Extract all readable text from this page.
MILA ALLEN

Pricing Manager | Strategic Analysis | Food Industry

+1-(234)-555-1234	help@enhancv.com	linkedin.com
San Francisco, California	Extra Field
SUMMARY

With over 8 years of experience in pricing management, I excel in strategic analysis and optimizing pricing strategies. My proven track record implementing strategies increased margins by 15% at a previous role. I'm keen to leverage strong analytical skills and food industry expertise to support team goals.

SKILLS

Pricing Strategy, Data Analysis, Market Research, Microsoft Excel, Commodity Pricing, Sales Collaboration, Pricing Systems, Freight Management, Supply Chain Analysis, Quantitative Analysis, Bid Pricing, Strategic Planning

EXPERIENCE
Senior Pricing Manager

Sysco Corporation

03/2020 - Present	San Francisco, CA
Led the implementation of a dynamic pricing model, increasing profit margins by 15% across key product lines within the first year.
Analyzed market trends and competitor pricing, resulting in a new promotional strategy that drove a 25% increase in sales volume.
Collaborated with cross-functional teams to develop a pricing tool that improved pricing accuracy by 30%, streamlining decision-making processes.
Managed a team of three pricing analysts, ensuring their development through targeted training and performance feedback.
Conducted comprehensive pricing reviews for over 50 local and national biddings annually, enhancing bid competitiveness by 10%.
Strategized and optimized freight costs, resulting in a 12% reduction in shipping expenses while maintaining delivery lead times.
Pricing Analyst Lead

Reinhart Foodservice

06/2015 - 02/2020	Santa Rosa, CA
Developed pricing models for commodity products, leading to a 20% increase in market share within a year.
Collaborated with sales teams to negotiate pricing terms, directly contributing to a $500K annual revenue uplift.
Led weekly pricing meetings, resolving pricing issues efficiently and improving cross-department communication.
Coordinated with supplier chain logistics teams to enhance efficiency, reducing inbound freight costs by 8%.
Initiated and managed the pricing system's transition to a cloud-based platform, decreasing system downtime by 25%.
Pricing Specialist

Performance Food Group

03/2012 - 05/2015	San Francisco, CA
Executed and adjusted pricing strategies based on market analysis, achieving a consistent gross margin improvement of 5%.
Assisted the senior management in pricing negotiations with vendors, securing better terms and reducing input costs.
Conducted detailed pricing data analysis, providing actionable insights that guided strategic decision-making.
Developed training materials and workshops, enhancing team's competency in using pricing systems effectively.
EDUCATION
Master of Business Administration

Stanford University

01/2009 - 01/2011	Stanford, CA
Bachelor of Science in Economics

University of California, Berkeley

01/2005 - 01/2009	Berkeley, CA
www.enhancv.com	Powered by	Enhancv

-*-*-

**Goal:** Print the records above in full, exactly.

**Finished answer:**
Extract all readable text from this page.
MILA ALLEN

Pricing Manager | Strategic Analysis | Food Industry

+1-(234)-555-1234	help@enhancv.com	linkedin.com
San Francisco, California	Extra Field
SUMMARY

With over 8 years of experience in pricing management, I excel in strategic analysis and optimizing pricing strategies. My proven track record implementing strategies increased margins by 15% at a previous role. I'm keen to leverage strong analytical skills and food industry expertise to support team goals.

SKILLS

Pricing Strategy, Data Analysis, Market Research, Microsoft Excel, Commodity Pricing, Sales Collaboration, Pricing Systems, Freight Management, Supply Chain Analysis, Quantitative Analysis, Bid Pricing, Strategic Planning

EXPERIENCE
Senior Pricing Manager

Sysco Corporation

03/2020 - Present	San Francisco, CA
Led the implementation of a dynamic pricing model, increasing profit margins by 15% across key product lines within the first year.
Analyzed market trends and competitor pricing, resulting in a new promotional strategy that drove a 25% increase in sales volume.
Collaborated with cross-functional teams to develop a pricing tool that improved pricing accuracy by 30%, streamlining decision-making processes.
Managed a team of three pricing analysts, ensuring their development through targeted training and performance feedback.
Conducted comprehensive pricing reviews for over 50 local and national biddings annually, enhancing bid competitiveness by 10%.
Strategized and optimized freight costs, resulting in a 12% reduction in shipping expenses while maintaining delivery lead times.
Pricing Analyst Lead

Reinhart Foodservice

06/2015 - 02/2020	Santa Rosa, CA
Developed pricing models for commodity products, leading to a 20% increase in market share within a year.
Collaborated with sales teams to negotiate pricing terms, directly contributing to a $500K annual revenue uplift.
Led weekly pricing meetings, resolving pricing issues efficiently and improving cross-department communication.
Coordinated with supplier chain logistics teams to enhance efficiency, reducing inbound freight costs by 8%.
Initiated and managed the pricing system's transition to a cloud-based platform, decreasing system downtime by 25%.
Pricing Specialist

Performance Food Group

03/2012 - 05/2015	San Francisco, CA
Executed and adjusted pricing strategies based on market analysis, achieving a consistent gross margin improvement of 5%.
Assisted the senior management in pricing negotiations with vendors, securing better terms and reducing input costs.
Conducted detailed pricing data analysis, providing actionable insights that guided strategic decision-making.
Developed training materials and workshops, enhancing team's competency in using pricing systems effectively.
EDUCATION
Master of Business Administration

Stanford University

01/2009 - 01/2011	Stanford, CA
Bachelor of Science in Economics

University of California, Berkeley

01/2005 - 01/2009	Berkeley, CA
www.enhancv.com	Powered by	Enhancv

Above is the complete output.